(Records)
____

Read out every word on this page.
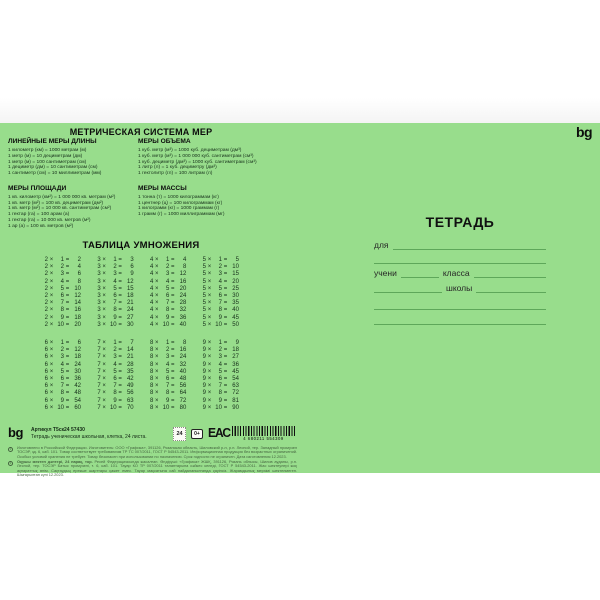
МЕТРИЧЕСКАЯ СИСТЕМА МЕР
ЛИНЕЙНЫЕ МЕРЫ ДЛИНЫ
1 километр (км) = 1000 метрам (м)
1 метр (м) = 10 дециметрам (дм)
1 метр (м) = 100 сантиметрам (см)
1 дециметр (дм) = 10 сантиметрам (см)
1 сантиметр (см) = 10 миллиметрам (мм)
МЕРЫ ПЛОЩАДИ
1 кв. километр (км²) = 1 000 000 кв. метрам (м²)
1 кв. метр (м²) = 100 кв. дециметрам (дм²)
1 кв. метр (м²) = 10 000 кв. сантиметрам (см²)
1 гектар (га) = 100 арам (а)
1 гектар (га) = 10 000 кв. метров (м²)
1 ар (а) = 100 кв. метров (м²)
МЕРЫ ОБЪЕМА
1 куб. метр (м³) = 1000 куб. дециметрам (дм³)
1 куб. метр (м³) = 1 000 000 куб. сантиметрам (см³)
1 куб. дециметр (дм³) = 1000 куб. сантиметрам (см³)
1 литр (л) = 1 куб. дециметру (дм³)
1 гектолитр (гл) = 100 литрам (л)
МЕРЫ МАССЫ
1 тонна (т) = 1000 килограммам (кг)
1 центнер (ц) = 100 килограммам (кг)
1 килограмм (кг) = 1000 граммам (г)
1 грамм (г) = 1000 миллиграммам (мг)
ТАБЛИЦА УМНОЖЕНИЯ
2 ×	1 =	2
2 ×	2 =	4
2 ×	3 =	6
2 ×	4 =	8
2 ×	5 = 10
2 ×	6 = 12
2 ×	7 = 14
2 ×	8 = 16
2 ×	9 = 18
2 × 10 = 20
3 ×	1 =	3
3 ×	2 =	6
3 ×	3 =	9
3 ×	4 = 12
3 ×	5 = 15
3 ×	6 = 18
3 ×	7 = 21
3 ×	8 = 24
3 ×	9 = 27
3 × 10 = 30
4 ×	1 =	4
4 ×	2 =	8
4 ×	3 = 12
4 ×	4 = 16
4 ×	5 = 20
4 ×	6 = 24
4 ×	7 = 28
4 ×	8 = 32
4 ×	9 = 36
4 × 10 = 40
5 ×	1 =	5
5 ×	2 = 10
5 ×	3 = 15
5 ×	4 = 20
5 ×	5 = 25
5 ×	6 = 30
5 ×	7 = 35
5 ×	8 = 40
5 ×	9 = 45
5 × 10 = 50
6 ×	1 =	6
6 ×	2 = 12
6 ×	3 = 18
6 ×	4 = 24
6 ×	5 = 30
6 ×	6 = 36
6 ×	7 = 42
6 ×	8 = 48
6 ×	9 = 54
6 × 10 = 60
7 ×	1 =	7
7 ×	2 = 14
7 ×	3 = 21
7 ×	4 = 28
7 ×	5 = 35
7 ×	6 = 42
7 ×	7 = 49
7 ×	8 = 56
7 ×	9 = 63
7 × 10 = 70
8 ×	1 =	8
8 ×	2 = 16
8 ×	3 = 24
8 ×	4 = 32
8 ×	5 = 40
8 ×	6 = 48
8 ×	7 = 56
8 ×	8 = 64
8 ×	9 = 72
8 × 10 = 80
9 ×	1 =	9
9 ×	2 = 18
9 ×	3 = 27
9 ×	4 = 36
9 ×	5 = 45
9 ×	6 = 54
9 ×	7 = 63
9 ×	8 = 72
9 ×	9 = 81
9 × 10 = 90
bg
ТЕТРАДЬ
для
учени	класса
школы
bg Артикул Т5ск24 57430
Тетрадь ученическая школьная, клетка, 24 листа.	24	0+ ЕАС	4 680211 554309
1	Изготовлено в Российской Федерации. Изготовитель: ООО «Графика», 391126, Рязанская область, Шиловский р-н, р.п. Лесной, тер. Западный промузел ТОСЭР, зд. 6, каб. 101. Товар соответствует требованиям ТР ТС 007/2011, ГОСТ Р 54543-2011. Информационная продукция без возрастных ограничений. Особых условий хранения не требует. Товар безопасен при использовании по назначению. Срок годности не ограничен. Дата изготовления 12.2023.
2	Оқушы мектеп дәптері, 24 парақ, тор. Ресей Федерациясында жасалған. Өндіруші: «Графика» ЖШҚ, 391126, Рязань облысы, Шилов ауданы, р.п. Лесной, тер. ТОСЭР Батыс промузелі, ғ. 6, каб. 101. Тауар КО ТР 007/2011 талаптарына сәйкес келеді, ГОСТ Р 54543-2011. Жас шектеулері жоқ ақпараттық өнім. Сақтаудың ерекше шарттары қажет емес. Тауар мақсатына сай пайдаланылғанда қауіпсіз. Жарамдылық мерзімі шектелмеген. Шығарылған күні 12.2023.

____

* [Challenge] Report all lines of the material that contain the word "МЕРЫ".

* [Result]
ЛИНЕЙНЫЕ МЕРЫ ДЛИНЫ
МЕРЫ ПЛОЩАДИ
МЕРЫ ОБЪЕМА
МЕРЫ МАССЫ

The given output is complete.